### Written task
Send back the entries below exactly as they appear.

### Extracted data entries
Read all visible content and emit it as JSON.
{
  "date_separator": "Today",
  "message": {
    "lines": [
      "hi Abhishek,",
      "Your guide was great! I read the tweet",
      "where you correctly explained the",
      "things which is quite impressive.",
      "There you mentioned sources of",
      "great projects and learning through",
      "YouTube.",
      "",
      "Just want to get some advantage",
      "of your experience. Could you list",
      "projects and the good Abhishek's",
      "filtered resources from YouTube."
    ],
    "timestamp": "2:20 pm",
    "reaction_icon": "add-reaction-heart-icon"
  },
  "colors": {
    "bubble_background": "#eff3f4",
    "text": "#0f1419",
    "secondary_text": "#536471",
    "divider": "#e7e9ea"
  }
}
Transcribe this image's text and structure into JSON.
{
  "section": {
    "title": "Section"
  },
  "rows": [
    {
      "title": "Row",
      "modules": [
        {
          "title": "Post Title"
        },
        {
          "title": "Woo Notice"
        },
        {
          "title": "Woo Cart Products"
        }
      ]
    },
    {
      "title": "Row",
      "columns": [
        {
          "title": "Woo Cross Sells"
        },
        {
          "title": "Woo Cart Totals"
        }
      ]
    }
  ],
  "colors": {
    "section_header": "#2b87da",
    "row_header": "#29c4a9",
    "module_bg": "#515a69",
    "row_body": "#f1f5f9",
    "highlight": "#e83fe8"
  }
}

### Problem solution
Read all visible content and emit it as JSON.
{
  "date_separator": "Today",
  "message": {
    "lines": [
      "hi Abhishek,",
      "Your guide was great! I read the tweet",
      "where you correctly explained the",
      "things which is quite impressive.",
      "There you mentioned sources of",
      "great projects and learning through",
      "YouTube.",
      "",
      "Just want to get some advantage",
      "of your experience. Could you list",
      "projects and the good Abhishek's",
      "filtered resources from YouTube."
    ],
    "timestamp": "2:20 pm",
    "reaction_icon": "add-reaction-heart-icon"
  },
  "colors": {
    "bubble_background": "#eff3f4",
    "text": "#0f1419",
    "secondary_text": "#536471",
    "divider": "#e7e9ea"
  }
}
Transcribe this image's text and structure into JSON.
{
  "section": {
    "title": "Section"
  },
  "rows": [
    {
      "title": "Row",
      "modules": [
        {
          "title": "Post Title"
        },
        {
          "title": "Woo Notice"
        },
        {
          "title": "Woo Cart Products"
        }
      ]
    },
    {
      "title": "Row",
      "columns": [
        {
          "title": "Woo Cross Sells"
        },
        {
          "title": "Woo Cart Totals"
        }
      ]
    }
  ],
  "colors": {
    "section_header": "#2b87da",
    "row_header": "#29c4a9",
    "module_bg": "#515a69",
    "row_body": "#f1f5f9",
    "highlight": "#e83fe8"
  }
}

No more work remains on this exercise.